-- Begin --
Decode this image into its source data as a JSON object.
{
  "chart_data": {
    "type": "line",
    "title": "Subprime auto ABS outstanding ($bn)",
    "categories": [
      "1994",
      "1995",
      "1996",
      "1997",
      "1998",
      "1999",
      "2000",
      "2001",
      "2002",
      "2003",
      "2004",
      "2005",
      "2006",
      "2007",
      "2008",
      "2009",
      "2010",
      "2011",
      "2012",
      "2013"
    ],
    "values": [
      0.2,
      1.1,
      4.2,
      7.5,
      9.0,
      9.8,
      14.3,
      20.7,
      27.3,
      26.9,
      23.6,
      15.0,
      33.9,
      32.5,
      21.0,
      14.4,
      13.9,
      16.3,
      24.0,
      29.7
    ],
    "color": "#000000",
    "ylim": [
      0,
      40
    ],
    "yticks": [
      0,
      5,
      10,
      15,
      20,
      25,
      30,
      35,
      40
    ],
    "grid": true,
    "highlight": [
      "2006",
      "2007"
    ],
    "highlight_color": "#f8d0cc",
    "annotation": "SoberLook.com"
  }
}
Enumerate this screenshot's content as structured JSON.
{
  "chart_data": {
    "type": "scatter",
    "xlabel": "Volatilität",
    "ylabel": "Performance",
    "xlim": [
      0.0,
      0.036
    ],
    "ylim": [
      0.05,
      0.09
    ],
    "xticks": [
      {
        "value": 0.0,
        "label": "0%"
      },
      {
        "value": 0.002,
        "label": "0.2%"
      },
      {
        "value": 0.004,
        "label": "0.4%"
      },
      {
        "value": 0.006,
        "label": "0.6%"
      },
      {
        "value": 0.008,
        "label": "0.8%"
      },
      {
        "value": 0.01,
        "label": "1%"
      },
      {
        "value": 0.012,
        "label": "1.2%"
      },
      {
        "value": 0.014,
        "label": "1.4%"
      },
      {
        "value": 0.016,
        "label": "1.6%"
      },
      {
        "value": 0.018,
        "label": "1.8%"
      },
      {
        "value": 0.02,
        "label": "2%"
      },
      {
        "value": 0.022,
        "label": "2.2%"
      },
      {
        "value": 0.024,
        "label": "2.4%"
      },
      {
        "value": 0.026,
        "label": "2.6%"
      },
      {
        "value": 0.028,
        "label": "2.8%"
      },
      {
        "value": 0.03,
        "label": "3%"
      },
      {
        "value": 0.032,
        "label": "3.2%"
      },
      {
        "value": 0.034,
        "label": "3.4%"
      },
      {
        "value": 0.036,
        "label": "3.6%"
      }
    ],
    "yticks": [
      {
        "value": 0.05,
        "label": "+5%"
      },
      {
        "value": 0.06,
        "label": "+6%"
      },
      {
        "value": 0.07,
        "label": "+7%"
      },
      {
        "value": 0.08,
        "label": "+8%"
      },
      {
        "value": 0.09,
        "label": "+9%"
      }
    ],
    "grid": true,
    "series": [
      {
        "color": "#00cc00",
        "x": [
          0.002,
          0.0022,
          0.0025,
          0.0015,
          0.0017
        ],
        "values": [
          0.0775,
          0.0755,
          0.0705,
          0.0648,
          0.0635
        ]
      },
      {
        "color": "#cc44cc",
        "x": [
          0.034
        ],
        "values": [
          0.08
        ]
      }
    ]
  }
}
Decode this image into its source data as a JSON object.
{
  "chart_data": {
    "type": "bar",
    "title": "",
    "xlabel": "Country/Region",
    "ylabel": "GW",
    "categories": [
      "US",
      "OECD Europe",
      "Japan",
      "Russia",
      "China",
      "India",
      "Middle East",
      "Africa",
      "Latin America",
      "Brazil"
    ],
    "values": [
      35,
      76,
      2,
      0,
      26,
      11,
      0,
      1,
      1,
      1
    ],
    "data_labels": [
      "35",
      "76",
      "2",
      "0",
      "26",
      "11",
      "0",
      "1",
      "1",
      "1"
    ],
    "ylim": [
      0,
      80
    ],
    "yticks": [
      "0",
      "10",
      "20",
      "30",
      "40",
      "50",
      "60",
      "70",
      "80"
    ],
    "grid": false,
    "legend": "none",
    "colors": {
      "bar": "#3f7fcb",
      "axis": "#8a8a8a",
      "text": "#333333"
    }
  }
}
-- End --
Write out the entries above once more, without altering anything.

## Exercise output
Decode this image into its source data as a JSON object.
{
  "chart_data": {
    "type": "line",
    "title": "Subprime auto ABS outstanding ($bn)",
    "categories": [
      "1994",
      "1995",
      "1996",
      "1997",
      "1998",
      "1999",
      "2000",
      "2001",
      "2002",
      "2003",
      "2004",
      "2005",
      "2006",
      "2007",
      "2008",
      "2009",
      "2010",
      "2011",
      "2012",
      "2013"
    ],
    "values": [
      0.2,
      1.1,
      4.2,
      7.5,
      9.0,
      9.8,
      14.3,
      20.7,
      27.3,
      26.9,
      23.6,
      15.0,
      33.9,
      32.5,
      21.0,
      14.4,
      13.9,
      16.3,
      24.0,
      29.7
    ],
    "color": "#000000",
    "ylim": [
      0,
      40
    ],
    "yticks": [
      0,
      5,
      10,
      15,
      20,
      25,
      30,
      35,
      40
    ],
    "grid": true,
    "highlight": [
      "2006",
      "2007"
    ],
    "highlight_color": "#f8d0cc",
    "annotation": "SoberLook.com"
  }
}
Enumerate this screenshot's content as structured JSON.
{
  "chart_data": {
    "type": "scatter",
    "xlabel": "Volatilität",
    "ylabel": "Performance",
    "xlim": [
      0.0,
      0.036
    ],
    "ylim": [
      0.05,
      0.09
    ],
    "xticks": [
      {
        "value": 0.0,
        "label": "0%"
      },
      {
        "value": 0.002,
        "label": "0.2%"
      },
      {
        "value": 0.004,
        "label": "0.4%"
      },
      {
        "value": 0.006,
        "label": "0.6%"
      },
      {
        "value": 0.008,
        "label": "0.8%"
      },
      {
        "value": 0.01,
        "label": "1%"
      },
      {
        "value": 0.012,
        "label": "1.2%"
      },
      {
        "value": 0.014,
        "label": "1.4%"
      },
      {
        "value": 0.016,
        "label": "1.6%"
      },
      {
        "value": 0.018,
        "label": "1.8%"
      },
      {
        "value": 0.02,
        "label": "2%"
      },
      {
        "value": 0.022,
        "label": "2.2%"
      },
      {
        "value": 0.024,
        "label": "2.4%"
      },
      {
        "value": 0.026,
        "label": "2.6%"
      },
      {
        "value": 0.028,
        "label": "2.8%"
      },
      {
        "value": 0.03,
        "label": "3%"
      },
      {
        "value": 0.032,
        "label": "3.2%"
      },
      {
        "value": 0.034,
        "label": "3.4%"
      },
      {
        "value": 0.036,
        "label": "3.6%"
      }
    ],
    "yticks": [
      {
        "value": 0.05,
        "label": "+5%"
      },
      {
        "value": 0.06,
        "label": "+6%"
      },
      {
        "value": 0.07,
        "label": "+7%"
      },
      {
        "value": 0.08,
        "label": "+8%"
      },
      {
        "value": 0.09,
        "label": "+9%"
      }
    ],
    "grid": true,
    "series": [
      {
        "color": "#00cc00",
        "x": [
          0.002,
          0.0022,
          0.0025,
          0.0015,
          0.0017
        ],
        "values": [
          0.0775,
          0.0755,
          0.0705,
          0.0648,
          0.0635
        ]
      },
      {
        "color": "#cc44cc",
        "x": [
          0.034
        ],
        "values": [
          0.08
        ]
      }
    ]
  }
}
Decode this image into its source data as a JSON object.
{
  "chart_data": {
    "type": "bar",
    "title": "",
    "xlabel": "Country/Region",
    "ylabel": "GW",
    "categories": [
      "US",
      "OECD Europe",
      "Japan",
      "Russia",
      "China",
      "India",
      "Middle East",
      "Africa",
      "Latin America",
      "Brazil"
    ],
    "values": [
      35,
      76,
      2,
      0,
      26,
      11,
      0,
      1,
      1,
      1
    ],
    "data_labels": [
      "35",
      "76",
      "2",
      "0",
      "26",
      "11",
      "0",
      "1",
      "1",
      "1"
    ],
    "ylim": [
      0,
      80
    ],
    "yticks": [
      "0",
      "10",
      "20",
      "30",
      "40",
      "50",
      "60",
      "70",
      "80"
    ],
    "grid": false,
    "legend": "none",
    "colors": {
      "bar": "#3f7fcb",
      "axis": "#8a8a8a",
      "text": "#333333"
    }
  }
}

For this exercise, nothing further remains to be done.